▸ **What to work on**: Scan the data below and pick out the lines containing the word "structured".

▸ **Records to use**:
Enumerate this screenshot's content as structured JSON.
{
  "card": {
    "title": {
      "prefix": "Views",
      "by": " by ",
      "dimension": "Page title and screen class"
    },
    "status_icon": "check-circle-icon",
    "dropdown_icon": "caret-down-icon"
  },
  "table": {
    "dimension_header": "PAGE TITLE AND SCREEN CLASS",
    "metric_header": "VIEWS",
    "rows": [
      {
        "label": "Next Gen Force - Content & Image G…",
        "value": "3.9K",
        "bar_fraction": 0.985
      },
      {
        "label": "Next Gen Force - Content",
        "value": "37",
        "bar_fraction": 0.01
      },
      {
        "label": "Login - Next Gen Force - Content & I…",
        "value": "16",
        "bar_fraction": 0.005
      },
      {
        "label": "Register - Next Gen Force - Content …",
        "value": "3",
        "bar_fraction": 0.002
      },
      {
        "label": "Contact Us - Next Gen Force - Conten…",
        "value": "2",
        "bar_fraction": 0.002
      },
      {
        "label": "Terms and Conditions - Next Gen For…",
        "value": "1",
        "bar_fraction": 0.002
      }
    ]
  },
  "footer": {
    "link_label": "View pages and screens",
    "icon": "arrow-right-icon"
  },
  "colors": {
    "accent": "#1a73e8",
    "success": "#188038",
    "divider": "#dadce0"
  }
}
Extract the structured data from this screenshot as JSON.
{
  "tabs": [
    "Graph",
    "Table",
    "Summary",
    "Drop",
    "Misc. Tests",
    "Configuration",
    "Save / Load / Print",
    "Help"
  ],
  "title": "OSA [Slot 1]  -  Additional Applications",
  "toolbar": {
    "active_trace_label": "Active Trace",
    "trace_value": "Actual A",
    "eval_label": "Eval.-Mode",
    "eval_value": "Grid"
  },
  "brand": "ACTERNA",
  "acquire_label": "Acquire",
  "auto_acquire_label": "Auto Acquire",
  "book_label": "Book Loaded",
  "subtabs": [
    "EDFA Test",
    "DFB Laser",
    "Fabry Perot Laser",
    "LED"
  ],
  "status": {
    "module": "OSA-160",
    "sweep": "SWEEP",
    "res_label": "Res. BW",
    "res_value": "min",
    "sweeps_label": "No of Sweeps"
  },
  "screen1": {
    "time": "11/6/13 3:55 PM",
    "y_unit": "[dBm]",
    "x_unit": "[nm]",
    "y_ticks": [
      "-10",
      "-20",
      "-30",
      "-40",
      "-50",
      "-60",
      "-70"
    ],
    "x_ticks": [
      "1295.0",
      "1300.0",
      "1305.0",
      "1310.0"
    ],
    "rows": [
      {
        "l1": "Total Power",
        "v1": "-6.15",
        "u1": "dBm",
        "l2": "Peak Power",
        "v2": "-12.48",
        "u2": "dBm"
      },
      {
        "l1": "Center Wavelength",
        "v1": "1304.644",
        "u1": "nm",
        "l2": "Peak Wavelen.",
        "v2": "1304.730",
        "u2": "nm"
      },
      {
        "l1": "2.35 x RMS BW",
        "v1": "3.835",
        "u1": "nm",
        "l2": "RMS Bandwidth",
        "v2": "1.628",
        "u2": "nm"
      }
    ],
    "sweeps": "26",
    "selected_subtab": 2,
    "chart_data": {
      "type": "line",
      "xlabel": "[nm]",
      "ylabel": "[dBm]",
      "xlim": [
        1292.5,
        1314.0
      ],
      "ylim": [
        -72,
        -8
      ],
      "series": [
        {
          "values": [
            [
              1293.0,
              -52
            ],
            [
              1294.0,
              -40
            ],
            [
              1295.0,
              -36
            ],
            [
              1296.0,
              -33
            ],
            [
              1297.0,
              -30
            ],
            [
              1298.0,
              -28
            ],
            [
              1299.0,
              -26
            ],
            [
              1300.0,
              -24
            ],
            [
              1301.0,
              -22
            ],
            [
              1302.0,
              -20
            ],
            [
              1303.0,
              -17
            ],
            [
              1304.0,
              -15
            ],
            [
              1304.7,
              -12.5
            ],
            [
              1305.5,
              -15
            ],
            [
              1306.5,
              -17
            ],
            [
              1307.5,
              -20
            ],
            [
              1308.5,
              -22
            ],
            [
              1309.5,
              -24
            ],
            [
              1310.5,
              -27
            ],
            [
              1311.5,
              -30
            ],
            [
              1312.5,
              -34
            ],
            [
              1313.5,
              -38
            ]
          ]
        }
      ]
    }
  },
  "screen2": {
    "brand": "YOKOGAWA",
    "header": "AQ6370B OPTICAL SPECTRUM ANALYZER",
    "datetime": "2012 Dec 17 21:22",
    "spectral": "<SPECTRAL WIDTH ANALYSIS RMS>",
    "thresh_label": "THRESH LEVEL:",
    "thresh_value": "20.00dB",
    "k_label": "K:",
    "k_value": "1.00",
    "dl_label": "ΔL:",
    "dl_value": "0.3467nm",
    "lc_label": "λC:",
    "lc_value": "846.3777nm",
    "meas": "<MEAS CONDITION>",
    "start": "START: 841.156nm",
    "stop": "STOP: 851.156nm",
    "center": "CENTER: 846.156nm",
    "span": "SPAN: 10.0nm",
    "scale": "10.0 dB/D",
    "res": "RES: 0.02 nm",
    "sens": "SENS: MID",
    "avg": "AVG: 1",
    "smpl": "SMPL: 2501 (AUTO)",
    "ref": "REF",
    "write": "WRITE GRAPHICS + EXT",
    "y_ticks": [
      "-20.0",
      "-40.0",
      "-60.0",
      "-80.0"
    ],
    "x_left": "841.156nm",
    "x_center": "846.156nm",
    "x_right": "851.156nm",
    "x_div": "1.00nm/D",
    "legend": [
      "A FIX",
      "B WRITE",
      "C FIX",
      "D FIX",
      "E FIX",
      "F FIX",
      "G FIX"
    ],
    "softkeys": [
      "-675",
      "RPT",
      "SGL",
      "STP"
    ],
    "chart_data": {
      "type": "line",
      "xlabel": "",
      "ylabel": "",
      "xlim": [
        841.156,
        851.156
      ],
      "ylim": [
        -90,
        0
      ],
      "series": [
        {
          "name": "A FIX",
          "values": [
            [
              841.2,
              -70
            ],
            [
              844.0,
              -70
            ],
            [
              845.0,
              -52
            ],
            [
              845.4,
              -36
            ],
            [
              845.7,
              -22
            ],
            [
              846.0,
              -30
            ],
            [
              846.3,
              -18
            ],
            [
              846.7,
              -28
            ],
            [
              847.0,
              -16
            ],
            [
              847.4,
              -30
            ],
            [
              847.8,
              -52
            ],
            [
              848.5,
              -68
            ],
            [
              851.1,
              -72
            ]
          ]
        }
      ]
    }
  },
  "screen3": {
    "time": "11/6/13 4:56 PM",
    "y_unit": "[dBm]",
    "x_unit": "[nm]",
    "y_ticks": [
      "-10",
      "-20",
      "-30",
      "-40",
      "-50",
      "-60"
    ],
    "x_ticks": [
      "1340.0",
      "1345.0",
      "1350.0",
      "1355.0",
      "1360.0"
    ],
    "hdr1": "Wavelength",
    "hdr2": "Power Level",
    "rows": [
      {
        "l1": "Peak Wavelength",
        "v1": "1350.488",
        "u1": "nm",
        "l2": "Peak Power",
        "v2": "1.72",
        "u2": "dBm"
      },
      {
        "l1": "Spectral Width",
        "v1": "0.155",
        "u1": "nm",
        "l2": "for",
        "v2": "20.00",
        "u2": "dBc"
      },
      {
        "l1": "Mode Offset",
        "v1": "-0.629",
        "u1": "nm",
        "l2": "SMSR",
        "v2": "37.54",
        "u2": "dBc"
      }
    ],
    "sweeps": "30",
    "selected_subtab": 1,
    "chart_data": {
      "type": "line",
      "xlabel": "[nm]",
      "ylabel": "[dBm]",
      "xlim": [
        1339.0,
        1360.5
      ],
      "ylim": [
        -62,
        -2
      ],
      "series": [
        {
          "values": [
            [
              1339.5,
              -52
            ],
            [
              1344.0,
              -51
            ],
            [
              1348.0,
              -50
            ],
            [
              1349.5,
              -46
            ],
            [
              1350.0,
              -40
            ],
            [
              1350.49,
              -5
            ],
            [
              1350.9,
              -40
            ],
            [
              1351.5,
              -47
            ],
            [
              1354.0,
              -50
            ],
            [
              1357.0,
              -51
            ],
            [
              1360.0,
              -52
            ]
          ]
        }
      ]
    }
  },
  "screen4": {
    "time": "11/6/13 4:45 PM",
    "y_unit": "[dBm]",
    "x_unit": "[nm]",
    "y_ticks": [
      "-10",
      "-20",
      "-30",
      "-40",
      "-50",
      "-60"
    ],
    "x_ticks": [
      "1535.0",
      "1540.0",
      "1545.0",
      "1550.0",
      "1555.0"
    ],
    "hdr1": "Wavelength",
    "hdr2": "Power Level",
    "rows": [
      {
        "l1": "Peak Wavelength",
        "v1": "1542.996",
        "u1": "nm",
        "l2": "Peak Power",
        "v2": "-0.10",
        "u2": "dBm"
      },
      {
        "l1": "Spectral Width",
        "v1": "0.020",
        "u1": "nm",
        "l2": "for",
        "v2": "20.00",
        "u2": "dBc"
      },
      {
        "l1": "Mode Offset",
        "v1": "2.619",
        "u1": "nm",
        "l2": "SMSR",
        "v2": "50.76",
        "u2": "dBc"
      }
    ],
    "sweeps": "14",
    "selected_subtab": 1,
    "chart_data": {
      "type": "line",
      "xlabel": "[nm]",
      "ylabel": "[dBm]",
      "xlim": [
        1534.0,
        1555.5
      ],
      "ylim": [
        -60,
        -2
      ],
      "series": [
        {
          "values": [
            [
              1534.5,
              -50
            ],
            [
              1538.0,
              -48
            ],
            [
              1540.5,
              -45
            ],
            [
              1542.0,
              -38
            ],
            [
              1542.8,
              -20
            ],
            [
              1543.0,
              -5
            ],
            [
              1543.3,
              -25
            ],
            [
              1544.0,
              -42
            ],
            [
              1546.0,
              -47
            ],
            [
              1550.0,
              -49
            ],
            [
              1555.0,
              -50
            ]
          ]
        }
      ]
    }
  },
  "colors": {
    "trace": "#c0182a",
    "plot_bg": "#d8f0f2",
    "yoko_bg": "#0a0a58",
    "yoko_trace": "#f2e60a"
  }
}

▸ **Written response**:
Enumerate this screenshot's content as structured JSON.
Extract the structured data from this screenshot as JSON.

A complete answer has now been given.